* start Dataset extract *

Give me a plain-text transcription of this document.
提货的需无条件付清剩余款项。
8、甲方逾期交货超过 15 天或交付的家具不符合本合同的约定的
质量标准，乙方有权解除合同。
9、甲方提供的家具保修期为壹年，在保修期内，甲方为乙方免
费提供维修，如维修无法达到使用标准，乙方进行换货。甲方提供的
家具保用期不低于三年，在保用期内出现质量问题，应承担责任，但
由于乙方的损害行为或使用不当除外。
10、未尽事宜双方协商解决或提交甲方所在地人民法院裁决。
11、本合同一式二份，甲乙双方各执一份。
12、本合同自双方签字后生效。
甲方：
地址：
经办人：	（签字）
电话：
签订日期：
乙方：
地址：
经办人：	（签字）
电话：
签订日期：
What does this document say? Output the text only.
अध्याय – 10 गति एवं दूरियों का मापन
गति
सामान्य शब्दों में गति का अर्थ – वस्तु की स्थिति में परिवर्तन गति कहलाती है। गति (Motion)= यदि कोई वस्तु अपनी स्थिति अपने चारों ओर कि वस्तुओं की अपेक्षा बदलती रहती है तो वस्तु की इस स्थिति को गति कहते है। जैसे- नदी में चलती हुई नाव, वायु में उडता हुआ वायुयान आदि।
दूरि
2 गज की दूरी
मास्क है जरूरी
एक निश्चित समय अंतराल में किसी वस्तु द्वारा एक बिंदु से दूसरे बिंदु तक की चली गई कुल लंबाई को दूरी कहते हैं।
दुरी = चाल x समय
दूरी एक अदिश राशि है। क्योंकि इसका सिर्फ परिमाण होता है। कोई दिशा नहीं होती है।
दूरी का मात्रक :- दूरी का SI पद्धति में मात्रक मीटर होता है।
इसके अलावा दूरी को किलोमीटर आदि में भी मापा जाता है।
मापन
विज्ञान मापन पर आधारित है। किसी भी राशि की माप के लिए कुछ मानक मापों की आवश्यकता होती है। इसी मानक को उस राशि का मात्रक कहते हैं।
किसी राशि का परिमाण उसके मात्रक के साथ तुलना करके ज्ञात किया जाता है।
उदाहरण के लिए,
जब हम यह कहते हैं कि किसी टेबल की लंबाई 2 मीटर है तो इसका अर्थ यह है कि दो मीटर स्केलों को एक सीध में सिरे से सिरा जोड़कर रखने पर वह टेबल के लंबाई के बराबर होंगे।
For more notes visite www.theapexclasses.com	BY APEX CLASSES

* end Dataset extract *

Requirement.
Find each line in the records holding the string "this" and show it.

Written answer.
Give me a plain-text transcription of this document.
What does this document say? Output the text only.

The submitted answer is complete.